Work to be completed - Check each line of the material below, and copy it if it holds the string "грантов".
"""
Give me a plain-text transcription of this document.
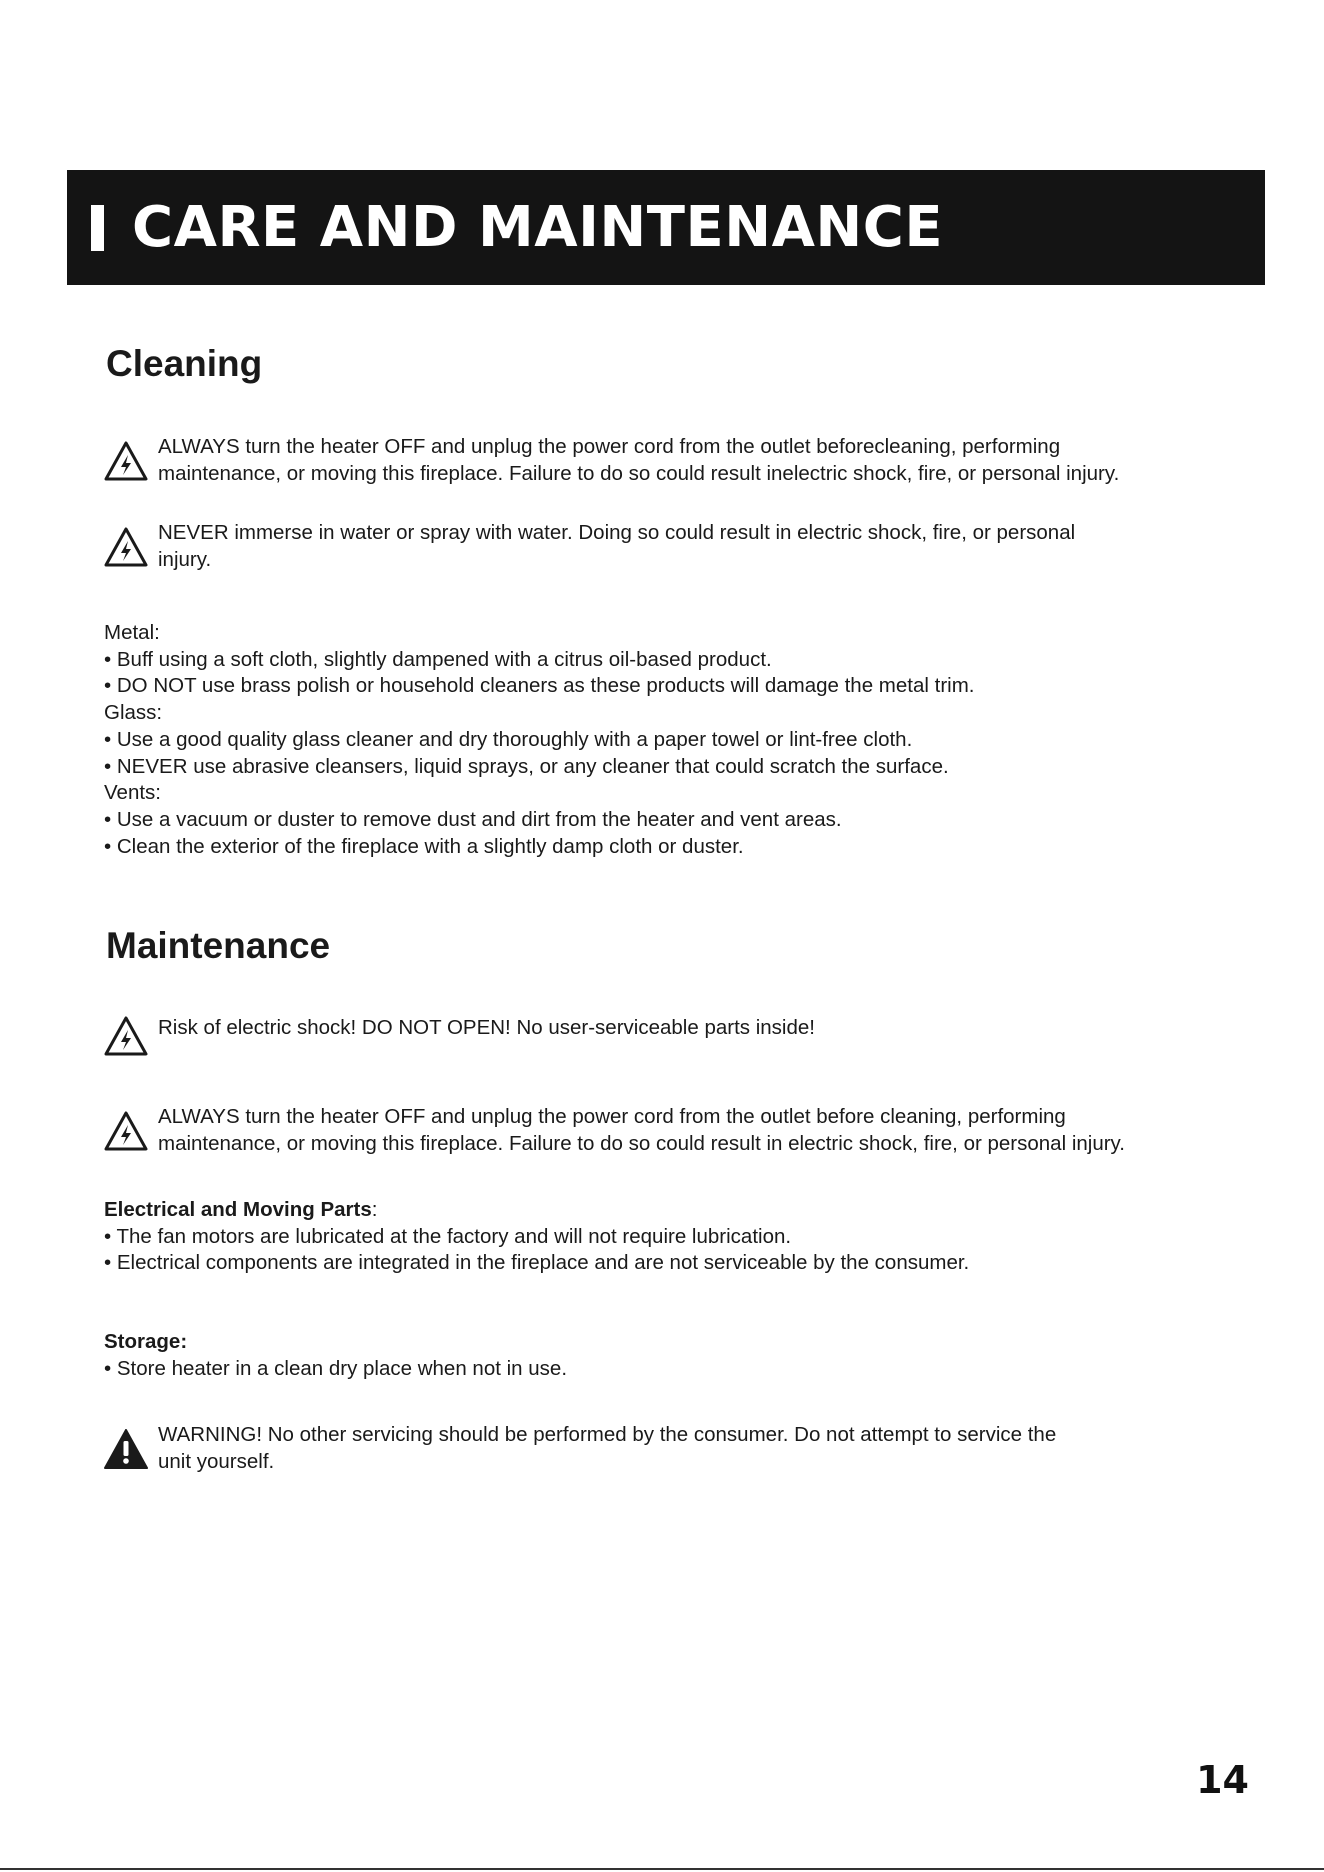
CARE AND MAINTENANCE
Cleaning
ALWAYS turn the heater OFF and unplug the power cord from the outlet beforecleaning, performing
maintenance, or moving this fireplace. Failure to do so could result inelectric shock, fire, or personal injury.
NEVER immerse in water or spray with water. Doing so could result in electric shock, fire, or personal
injury.
Metal:
• Buff using a soft cloth, slightly dampened with a citrus oil-based product.
• DO NOT use brass polish or household cleaners as these products will damage the metal trim.
Glass:
• Use a good quality glass cleaner and dry thoroughly with a paper towel or lint-free cloth.
• NEVER use abrasive cleansers, liquid sprays, or any cleaner that could scratch the surface.
Vents:
• Use a vacuum or duster to remove dust and dirt from the heater and vent areas.
• Clean the exterior of the fireplace with a slightly damp cloth or duster.
Maintenance
Risk of electric shock! DO NOT OPEN! No user-serviceable parts inside!
ALWAYS turn the heater OFF and unplug the power cord from the outlet before cleaning, performing
maintenance, or moving this fireplace. Failure to do so could result in electric shock, fire, or personal injury.
Electrical and Moving Parts:
• The fan motors are lubricated at the factory and will not require lubrication.
• Electrical components are integrated in the fireplace and are not serviceable by the consumer.
Storage:
• Store heater in a clean dry place when not in use.
WARNING! No other servicing should be performed by the consumer. Do not attempt to service the
unit yourself.
14
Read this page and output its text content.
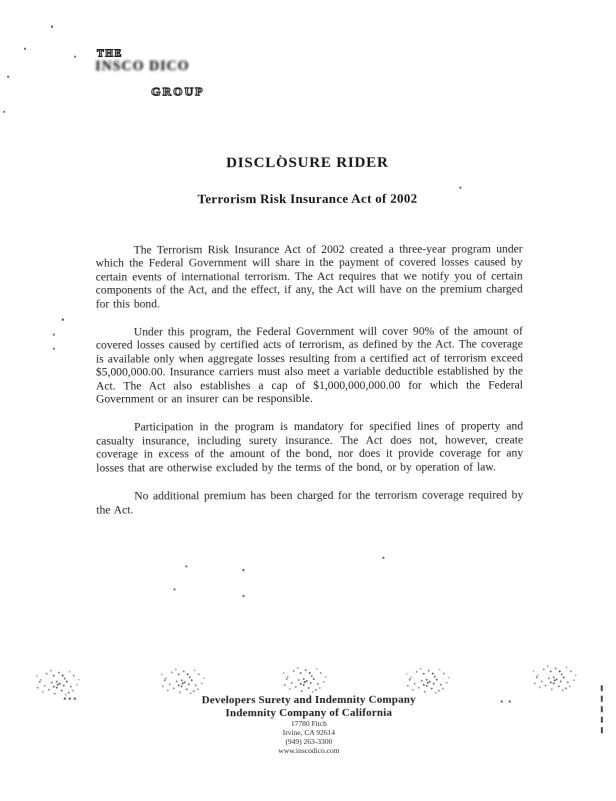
THE
INSCO DICO
GROUP
DISCLOSURE RIDER
Terrorism Risk Insurance Act of 2002

The Terrorism Risk Insurance Act of 2002 created a three-year program under which the Federal Government will share in the payment of covered losses caused by certain events of international terrorism. The Act requires that we notify you of certain components of the Act, and the effect, if any, the Act will have on the premium charged for this bond.

Under this program, the Federal Government will cover 90% of the amount of covered losses caused by certified acts of terrorism, as defined by the Act. The coverage is available only when aggregate losses resulting from a certified act of terrorism exceed $5,000,000.00. Insurance carriers must also meet a variable deductible established by the Act. The Act also establishes a cap of $1,000,000,000.00 for which the Federal Government or an insurer can be responsible.

Participation in the program is mandatory for specified lines of property and casualty insurance, including surety insurance. The Act does not, however, create coverage in excess of the amount of the bond, nor does it provide coverage for any losses that are otherwise excluded by the terms of the bond, or by operation of law.

No additional premium has been charged for the terrorism coverage required by the Act.

Developers Surety and Indemnity Company
Indemnity Company of California
17780 Fitch
Irvine, CA 92614
(949) 263-3300
www.inscodico.com
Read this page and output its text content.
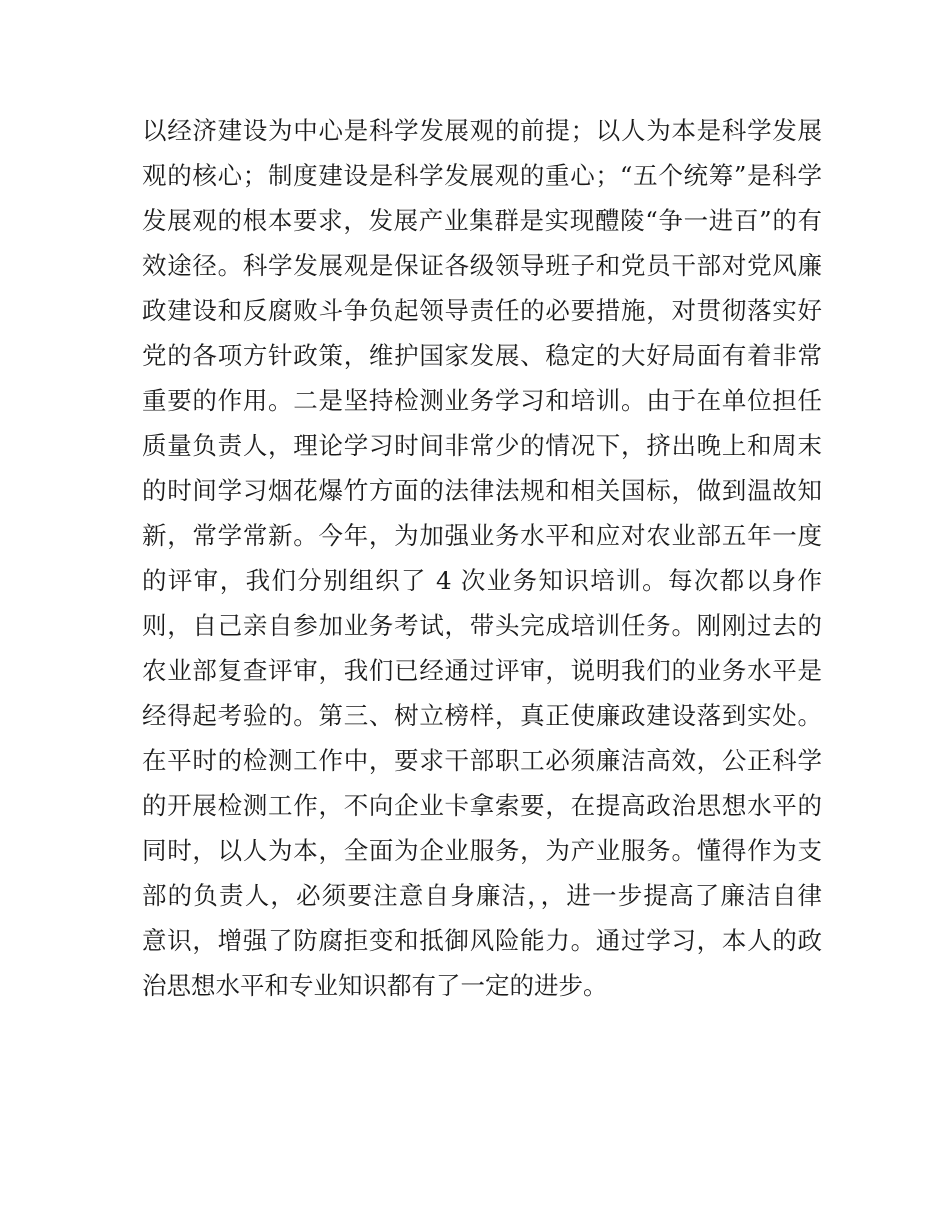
以经济建设为中心是科学发展观的前提；以人为本是科学发展
观的核心；制度建设是科学发展观的重心；“五个统筹”是科学
发展观的根本要求，发展产业集群是实现醴陵“争一进百”的有
效途径。科学发展观是保证各级领导班子和党员干部对党风廉
政建设和反腐败斗争负起领导责任的必要措施，对贯彻落实好
党的各项方针政策，维护国家发展、稳定的大好局面有着非常
重要的作用。二是坚持检测业务学习和培训。由于在单位担任
质量负责人，理论学习时间非常少的情况下，挤出晚上和周末
的时间学习烟花爆竹方面的法律法规和相关国标，做到温故知
新，常学常新。今年，为加强业务水平和应对农业部五年一度
的评审，我们分别组织了 4 次业务知识培训。每次都以身作
则，自己亲自参加业务考试，带头完成培训任务。刚刚过去的
农业部复查评审，我们已经通过评审，说明我们的业务水平是
经得起考验的。第三、树立榜样，真正使廉政建设落到实处。
在平时的检测工作中，要求干部职工必须廉洁高效，公正科学
的开展检测工作，不向企业卡拿索要，在提高政治思想水平的
同时，以人为本，全面为企业服务，为产业服务。懂得作为支
部的负责人，必须要注意自身廉洁，，进一步提高了廉洁自律
意识，增强了防腐拒变和抵御风险能力。通过学习，本人的政
治思想水平和专业知识都有了一定的进步。
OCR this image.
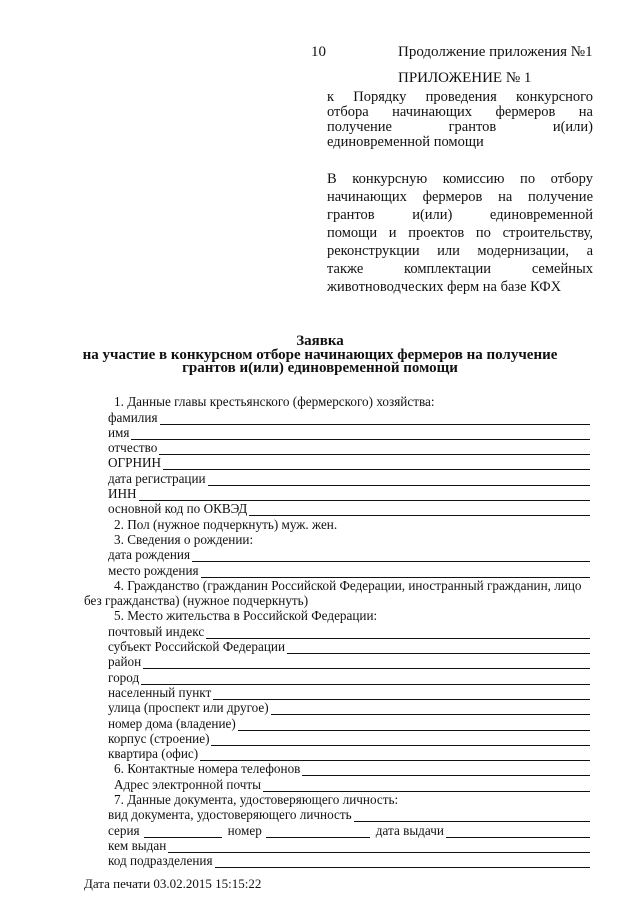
10	Продолжение приложения №1
ПРИЛОЖЕНИЕ № 1
к Порядку проведения конкурсного
отбора начинающих фермеров на
получение грантов и(или)
единовременной помощи
В конкурсную комиссию по отбору
начинающих фермеров на получение
грантов и(или) единовременной
помощи и проектов по строительству,
реконструкции или модернизации, а
также комплектации семейных
животноводческих ферм на базе КФХ
Заявка
на участие в конкурсном отборе начинающих фермеров на получение
грантов и(или) единовременной помощи
1. Данные главы крестьянского (фермерского) хозяйства:
фамилия
имя
отчество
ОГРНИН
дата регистрации
ИНН
основной код по ОКВЭД
2. Пол (нужное подчеркнуть) муж. жен.
3. Сведения о рождении:
дата рождения
место рождения
4. Гражданство (гражданин Российской Федерации, иностранный гражданин, лицо
без гражданства) (нужное подчеркнуть)
5. Место жительства в Российской Федерации:
почтовый индекс
субъект Российской Федерации
район
город
населенный пункт
улица (проспект или другое)
номер дома (владение)
корпус (строение)
квартира (офис)
6. Контактные номера телефонов
Адрес электронной почты
7. Данные документа, удостоверяющего личность:
вид документа, удостоверяющего личность
серия	номер	дата выдачи
кем выдан
код подразделения
Дата печати 03.02.2015 15:15:22
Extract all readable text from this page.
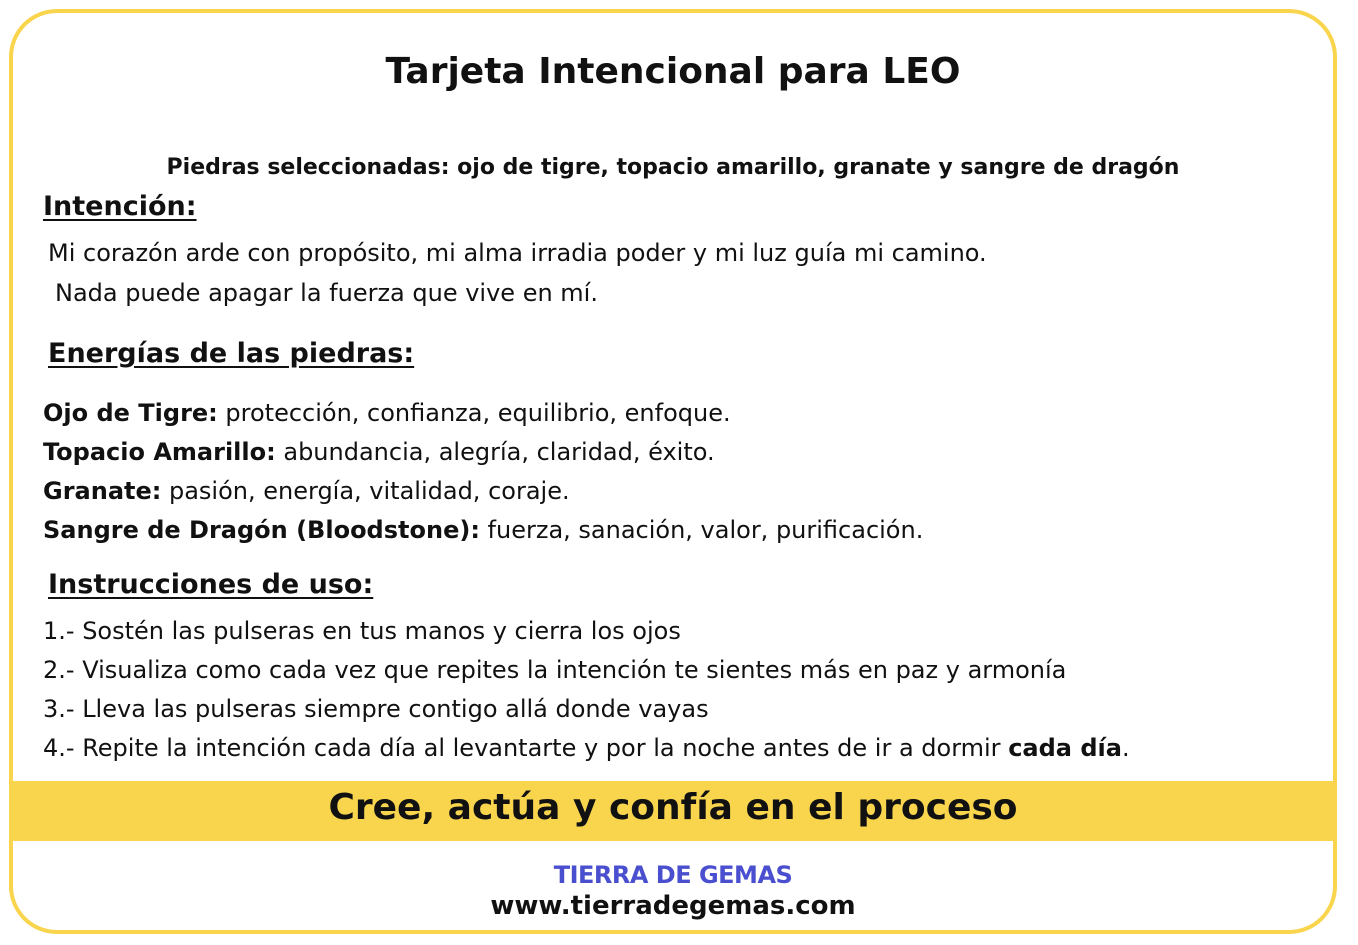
Tarjeta Intencional para LEO

Piedras seleccionadas: ojo de tigre, topacio amarillo, granate y sangre de dragón

Intención:

Mi corazón arde con propósito, mi alma irradia poder y mi luz guía mi camino.

Nada puede apagar la fuerza que vive en mí.

Energías de las piedras:

Ojo de Tigre: protección, confianza, equilibrio, enfoque.

Topacio Amarillo: abundancia, alegría, claridad, éxito.

Granate: pasión, energía, vitalidad, coraje.

Sangre de Dragón (Bloodstone): fuerza, sanación, valor, purificación.

Instrucciones de uso:

1.- Sostén las pulseras en tus manos y cierra los ojos

2.- Visualiza como cada vez que repites la intención te sientes más en paz y armonía

3.- Lleva las pulseras siempre contigo allá donde vayas

4.- Repite la intención cada día al levantarte y por la noche antes de ir a dormir cada día.

Cree, actúa y confía en el proceso
TIERRA DE GEMAS
www.tierradegemas.com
"""
Solution to this problem -
получение грантов и(или)
грантов и(или) единовременной
грантов и(или) единовременной помощи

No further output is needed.